— Start EXERCISE INPUTS —

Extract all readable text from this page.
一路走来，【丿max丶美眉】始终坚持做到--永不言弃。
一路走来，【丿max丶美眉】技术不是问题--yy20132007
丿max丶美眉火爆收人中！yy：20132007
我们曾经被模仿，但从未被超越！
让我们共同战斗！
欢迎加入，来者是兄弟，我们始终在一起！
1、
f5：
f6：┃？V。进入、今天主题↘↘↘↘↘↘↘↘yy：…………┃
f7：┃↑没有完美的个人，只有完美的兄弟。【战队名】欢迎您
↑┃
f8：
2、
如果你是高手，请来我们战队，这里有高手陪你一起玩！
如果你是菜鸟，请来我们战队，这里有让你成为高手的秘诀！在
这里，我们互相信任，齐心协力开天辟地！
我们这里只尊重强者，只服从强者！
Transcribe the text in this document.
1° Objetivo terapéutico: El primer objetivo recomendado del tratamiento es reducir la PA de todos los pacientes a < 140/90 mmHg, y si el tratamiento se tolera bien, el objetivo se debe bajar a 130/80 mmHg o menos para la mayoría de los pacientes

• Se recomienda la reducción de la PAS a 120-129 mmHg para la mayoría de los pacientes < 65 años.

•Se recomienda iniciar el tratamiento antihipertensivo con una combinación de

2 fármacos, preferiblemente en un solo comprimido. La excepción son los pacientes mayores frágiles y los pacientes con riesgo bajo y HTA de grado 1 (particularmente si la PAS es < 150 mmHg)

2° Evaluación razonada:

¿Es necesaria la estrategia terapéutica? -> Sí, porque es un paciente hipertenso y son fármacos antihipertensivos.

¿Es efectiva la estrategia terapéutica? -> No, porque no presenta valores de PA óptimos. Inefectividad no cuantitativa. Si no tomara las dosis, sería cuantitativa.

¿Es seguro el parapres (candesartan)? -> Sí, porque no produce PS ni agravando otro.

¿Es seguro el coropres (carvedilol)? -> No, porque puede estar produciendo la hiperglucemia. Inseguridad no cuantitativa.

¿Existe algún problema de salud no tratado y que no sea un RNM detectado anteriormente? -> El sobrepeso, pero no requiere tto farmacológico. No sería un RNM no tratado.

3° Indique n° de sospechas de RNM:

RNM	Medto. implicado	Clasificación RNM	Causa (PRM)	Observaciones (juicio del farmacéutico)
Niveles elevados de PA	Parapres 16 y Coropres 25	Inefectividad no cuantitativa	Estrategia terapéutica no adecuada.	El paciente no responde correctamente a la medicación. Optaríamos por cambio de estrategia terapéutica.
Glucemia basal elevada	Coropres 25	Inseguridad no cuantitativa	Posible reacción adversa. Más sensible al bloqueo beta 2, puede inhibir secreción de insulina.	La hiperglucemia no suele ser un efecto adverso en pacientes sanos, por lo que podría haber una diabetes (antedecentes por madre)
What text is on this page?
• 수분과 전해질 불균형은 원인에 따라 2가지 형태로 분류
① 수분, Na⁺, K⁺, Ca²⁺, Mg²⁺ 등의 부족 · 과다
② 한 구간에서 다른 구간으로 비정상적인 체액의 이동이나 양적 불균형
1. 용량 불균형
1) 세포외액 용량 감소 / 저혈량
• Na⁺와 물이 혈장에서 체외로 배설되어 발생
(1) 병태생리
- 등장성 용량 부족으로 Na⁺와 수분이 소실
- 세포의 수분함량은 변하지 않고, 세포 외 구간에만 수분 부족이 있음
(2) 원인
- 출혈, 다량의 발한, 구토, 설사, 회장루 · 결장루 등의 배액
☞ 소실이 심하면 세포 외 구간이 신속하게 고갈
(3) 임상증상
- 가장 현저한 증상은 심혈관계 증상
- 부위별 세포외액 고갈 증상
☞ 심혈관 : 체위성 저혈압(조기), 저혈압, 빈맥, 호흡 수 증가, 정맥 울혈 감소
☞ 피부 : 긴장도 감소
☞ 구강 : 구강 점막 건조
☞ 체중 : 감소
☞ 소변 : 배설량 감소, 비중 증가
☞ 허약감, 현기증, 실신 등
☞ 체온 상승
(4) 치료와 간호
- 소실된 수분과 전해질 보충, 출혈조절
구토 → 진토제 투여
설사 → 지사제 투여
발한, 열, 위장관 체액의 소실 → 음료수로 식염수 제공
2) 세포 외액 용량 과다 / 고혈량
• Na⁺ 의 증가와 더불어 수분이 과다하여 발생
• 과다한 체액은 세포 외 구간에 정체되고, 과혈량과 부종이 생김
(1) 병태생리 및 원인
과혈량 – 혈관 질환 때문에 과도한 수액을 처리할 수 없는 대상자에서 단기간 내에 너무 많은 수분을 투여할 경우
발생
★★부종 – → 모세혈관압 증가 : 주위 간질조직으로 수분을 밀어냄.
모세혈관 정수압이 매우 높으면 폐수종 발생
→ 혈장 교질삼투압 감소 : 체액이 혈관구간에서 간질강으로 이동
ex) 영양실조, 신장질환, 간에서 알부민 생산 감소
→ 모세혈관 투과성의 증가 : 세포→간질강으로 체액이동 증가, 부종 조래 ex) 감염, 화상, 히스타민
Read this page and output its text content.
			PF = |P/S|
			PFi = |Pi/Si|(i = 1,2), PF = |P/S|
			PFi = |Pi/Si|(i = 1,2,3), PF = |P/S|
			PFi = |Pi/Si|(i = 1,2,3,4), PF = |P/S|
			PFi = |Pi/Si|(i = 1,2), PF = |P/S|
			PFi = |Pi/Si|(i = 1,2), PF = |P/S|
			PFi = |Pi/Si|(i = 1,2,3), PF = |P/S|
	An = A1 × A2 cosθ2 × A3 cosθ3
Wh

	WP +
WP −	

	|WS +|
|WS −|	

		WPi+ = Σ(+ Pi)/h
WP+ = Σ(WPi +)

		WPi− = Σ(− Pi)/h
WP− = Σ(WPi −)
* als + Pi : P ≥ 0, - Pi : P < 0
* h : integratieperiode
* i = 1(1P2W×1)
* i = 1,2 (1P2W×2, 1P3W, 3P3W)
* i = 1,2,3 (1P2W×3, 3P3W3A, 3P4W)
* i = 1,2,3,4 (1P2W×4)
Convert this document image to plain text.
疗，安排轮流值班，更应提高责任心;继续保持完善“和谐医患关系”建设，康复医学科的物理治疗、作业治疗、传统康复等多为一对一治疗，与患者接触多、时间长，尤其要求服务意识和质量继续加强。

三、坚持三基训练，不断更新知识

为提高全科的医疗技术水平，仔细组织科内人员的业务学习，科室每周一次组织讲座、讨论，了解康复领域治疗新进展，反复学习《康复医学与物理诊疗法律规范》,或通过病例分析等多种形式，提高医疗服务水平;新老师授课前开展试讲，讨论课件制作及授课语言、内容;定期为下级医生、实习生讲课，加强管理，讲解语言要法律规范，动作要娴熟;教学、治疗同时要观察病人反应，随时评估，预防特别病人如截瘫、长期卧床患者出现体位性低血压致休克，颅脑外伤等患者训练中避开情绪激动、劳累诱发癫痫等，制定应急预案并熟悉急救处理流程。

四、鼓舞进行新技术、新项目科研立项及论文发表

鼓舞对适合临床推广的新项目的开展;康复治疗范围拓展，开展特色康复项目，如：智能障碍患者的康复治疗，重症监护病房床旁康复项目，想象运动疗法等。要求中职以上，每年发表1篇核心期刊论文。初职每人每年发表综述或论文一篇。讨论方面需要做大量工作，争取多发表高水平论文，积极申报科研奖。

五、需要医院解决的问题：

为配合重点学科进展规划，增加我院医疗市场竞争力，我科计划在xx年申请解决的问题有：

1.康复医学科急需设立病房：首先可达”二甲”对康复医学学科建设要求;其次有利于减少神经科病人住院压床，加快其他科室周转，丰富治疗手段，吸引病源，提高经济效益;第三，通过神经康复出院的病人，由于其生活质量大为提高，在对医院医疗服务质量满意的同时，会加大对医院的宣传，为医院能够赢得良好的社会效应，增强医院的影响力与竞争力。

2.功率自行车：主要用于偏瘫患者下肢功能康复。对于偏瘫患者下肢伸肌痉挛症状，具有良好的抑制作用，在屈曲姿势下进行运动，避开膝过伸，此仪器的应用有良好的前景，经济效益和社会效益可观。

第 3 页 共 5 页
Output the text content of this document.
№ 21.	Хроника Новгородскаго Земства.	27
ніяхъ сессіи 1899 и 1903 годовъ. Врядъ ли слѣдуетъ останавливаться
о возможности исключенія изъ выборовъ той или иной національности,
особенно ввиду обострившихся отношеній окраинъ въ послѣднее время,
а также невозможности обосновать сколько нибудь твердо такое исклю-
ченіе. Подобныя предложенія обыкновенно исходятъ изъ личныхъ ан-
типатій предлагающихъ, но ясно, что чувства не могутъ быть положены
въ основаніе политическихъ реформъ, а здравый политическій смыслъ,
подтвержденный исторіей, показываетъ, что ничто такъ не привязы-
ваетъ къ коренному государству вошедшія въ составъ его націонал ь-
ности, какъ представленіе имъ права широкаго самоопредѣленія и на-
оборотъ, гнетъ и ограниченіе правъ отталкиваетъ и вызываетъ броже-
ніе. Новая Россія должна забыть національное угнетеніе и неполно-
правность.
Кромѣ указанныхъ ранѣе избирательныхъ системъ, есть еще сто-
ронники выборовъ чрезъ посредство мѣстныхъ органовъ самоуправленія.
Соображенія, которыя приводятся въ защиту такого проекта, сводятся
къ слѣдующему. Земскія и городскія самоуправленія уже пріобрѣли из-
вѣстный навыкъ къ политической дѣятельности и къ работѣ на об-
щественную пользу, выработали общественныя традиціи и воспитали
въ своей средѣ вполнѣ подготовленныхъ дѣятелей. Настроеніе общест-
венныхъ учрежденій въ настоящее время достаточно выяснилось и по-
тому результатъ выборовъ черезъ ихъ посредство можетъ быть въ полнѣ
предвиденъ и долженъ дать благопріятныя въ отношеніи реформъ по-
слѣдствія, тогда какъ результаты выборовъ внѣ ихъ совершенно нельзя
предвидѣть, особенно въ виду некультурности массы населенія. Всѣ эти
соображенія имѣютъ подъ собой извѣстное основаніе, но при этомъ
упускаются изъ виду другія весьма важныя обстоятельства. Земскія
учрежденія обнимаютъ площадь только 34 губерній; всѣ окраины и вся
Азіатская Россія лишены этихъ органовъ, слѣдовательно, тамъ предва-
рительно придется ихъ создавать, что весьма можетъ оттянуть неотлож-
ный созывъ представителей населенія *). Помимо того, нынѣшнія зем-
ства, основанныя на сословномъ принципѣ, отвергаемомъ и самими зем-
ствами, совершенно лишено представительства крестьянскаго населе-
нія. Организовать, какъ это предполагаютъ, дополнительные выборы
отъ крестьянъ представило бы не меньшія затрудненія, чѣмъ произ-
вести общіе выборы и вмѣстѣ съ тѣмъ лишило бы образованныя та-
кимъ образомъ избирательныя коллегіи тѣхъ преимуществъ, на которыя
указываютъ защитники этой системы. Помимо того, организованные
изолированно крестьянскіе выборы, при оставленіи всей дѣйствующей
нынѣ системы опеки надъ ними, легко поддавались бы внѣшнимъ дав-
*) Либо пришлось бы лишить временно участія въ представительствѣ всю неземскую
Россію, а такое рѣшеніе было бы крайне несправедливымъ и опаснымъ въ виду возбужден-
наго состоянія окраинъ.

— End EXERCISE INPUTS —

▶ [WRITTEN PROBLEM]
Search the data above for the word "весьма", then gather each line in which it appears.

▶ [RESULT OF THIS TASK]
упускаются изъ виду другія весьма важныя обстоятельства. Земскія
рительно придется ихъ создавать, что весьма можетъ оттянуть неотлож-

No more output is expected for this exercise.